Copy every line of the data that contains the string "only".
***** Records for this exercise *****
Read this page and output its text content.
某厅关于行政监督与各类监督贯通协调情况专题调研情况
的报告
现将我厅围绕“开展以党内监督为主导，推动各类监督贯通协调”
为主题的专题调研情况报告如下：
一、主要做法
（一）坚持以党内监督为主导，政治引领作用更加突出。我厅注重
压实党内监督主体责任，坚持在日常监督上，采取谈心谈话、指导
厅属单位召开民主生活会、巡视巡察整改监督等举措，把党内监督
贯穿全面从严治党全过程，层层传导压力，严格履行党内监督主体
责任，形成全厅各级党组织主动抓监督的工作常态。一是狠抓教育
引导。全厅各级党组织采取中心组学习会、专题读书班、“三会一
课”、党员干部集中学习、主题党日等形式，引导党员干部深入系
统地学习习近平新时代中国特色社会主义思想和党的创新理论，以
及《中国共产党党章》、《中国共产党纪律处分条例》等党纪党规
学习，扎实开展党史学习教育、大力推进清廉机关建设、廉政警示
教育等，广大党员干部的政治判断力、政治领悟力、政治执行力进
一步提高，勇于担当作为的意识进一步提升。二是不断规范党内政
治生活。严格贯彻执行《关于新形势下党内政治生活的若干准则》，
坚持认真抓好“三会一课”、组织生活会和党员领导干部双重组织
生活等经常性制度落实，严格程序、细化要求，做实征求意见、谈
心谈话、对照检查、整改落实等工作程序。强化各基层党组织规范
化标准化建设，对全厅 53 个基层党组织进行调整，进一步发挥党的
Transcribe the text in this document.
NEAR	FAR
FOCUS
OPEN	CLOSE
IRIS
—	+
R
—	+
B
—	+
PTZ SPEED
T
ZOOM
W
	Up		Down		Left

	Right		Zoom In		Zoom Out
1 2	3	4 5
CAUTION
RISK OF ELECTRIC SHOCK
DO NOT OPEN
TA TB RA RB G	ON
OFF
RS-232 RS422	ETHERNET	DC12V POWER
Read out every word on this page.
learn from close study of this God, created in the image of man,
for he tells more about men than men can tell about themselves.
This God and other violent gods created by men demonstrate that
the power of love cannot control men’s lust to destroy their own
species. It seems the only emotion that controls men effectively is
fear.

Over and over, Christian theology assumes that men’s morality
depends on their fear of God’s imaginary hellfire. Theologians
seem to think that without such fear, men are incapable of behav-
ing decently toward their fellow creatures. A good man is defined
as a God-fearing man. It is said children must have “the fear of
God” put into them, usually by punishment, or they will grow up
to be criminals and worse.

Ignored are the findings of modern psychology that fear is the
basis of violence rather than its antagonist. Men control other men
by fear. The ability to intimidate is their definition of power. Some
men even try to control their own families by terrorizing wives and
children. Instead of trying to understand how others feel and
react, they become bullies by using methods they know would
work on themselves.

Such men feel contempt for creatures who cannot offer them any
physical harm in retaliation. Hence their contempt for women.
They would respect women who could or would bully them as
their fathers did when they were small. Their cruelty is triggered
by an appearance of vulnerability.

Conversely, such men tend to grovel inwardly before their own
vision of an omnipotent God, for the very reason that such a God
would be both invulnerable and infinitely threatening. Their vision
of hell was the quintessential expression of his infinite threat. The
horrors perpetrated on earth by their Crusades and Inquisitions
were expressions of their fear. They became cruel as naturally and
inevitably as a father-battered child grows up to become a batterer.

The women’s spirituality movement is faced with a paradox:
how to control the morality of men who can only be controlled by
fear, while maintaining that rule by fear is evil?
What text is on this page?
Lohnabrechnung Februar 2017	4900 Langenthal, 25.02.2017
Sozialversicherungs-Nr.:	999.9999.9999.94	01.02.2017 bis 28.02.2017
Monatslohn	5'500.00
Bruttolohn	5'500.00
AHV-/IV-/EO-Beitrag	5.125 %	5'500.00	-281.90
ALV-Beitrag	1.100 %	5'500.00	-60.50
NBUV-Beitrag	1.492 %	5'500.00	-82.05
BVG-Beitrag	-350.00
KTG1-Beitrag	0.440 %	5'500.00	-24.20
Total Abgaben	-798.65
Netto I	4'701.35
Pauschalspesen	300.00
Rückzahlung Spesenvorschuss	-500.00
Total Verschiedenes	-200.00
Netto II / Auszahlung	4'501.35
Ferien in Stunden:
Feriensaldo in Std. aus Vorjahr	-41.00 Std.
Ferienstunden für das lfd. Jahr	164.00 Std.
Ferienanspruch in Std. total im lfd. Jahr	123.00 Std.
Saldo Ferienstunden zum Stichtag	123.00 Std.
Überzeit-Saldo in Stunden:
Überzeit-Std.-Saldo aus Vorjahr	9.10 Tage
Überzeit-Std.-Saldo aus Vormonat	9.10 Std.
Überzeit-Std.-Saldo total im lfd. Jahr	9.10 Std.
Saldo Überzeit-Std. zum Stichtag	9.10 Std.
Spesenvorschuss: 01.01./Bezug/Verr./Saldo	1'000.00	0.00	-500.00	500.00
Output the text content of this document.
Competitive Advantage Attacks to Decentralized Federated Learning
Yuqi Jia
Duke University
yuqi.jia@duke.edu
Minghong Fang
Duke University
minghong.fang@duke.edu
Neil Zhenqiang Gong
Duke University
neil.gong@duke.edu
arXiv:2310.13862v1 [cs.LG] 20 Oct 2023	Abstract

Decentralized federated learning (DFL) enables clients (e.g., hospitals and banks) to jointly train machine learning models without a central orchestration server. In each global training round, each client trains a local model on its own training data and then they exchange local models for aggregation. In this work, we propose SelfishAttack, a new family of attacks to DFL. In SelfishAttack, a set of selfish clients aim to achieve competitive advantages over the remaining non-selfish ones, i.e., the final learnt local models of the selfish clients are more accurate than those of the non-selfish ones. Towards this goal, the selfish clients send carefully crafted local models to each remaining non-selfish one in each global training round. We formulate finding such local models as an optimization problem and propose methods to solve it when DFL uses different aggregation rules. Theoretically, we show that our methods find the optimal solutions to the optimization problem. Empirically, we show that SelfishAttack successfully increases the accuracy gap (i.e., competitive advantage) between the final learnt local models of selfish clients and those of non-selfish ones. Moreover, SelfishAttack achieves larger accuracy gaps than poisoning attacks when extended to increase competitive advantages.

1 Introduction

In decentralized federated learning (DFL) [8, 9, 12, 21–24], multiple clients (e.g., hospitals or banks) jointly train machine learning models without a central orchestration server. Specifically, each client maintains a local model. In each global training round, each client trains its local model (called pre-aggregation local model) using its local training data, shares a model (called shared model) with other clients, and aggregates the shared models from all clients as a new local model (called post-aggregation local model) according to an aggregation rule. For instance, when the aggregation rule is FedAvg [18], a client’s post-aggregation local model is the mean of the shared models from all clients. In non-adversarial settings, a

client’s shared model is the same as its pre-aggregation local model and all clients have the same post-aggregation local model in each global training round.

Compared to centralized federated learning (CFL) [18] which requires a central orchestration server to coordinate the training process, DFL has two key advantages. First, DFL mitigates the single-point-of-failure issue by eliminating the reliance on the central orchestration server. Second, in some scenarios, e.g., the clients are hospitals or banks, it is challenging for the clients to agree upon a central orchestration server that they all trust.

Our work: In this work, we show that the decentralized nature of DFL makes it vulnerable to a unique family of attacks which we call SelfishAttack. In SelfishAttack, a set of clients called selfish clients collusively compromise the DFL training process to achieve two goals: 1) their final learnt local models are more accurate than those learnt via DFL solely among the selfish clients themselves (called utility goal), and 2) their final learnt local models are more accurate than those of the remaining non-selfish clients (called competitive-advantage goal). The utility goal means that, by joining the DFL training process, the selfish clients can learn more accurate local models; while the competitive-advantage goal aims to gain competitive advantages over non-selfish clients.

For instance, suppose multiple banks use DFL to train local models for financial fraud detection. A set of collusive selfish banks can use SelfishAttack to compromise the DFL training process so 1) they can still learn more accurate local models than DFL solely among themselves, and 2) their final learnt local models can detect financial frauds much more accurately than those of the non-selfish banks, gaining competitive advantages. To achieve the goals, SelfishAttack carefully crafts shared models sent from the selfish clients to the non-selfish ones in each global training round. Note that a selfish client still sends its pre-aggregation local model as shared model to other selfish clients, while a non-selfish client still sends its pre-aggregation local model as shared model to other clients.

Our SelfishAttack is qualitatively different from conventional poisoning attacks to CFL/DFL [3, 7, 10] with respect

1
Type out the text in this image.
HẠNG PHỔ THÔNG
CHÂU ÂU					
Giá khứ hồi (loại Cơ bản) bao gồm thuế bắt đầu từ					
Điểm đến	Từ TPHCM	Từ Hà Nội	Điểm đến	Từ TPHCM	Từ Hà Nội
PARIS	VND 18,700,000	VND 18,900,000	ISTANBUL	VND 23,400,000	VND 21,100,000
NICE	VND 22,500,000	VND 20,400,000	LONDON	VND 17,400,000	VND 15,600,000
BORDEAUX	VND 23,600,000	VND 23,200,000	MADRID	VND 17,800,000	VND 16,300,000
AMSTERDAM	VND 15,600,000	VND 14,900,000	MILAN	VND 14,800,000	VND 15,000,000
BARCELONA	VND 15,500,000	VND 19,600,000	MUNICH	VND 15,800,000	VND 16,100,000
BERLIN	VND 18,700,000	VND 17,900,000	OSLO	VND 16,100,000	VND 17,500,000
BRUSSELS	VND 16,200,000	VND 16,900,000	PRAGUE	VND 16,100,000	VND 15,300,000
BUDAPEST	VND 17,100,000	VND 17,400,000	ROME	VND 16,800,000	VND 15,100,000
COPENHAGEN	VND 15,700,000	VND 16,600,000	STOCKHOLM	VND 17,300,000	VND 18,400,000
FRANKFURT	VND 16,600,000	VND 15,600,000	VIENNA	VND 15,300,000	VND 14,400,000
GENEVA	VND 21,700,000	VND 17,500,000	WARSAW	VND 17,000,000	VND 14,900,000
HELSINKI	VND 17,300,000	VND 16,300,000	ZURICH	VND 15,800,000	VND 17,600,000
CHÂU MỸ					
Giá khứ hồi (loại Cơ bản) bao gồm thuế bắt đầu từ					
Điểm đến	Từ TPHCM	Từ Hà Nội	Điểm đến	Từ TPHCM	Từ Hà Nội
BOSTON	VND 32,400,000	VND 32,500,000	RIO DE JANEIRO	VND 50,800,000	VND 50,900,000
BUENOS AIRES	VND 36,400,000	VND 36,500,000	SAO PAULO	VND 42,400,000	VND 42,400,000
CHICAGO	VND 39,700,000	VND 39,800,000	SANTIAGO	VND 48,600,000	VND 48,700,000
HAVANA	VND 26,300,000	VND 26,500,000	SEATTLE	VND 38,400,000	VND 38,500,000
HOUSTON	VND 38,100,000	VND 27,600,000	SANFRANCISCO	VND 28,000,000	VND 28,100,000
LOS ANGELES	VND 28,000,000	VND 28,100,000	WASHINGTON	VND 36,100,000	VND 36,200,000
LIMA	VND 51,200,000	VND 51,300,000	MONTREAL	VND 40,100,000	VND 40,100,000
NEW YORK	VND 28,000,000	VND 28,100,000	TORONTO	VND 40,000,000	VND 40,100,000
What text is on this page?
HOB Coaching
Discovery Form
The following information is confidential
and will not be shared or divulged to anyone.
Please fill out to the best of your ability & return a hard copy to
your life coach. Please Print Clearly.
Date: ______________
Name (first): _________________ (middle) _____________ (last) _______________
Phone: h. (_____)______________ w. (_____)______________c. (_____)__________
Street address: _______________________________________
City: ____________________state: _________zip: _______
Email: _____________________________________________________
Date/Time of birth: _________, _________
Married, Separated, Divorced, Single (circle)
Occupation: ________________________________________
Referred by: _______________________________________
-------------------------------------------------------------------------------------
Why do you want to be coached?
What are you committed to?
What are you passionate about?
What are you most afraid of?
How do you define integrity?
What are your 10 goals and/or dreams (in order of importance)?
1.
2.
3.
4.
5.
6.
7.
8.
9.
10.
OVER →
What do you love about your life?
*****
#### The result:
species. It seems the only emotion that controls men effectively is
how to control the morality of men who can only be controlled by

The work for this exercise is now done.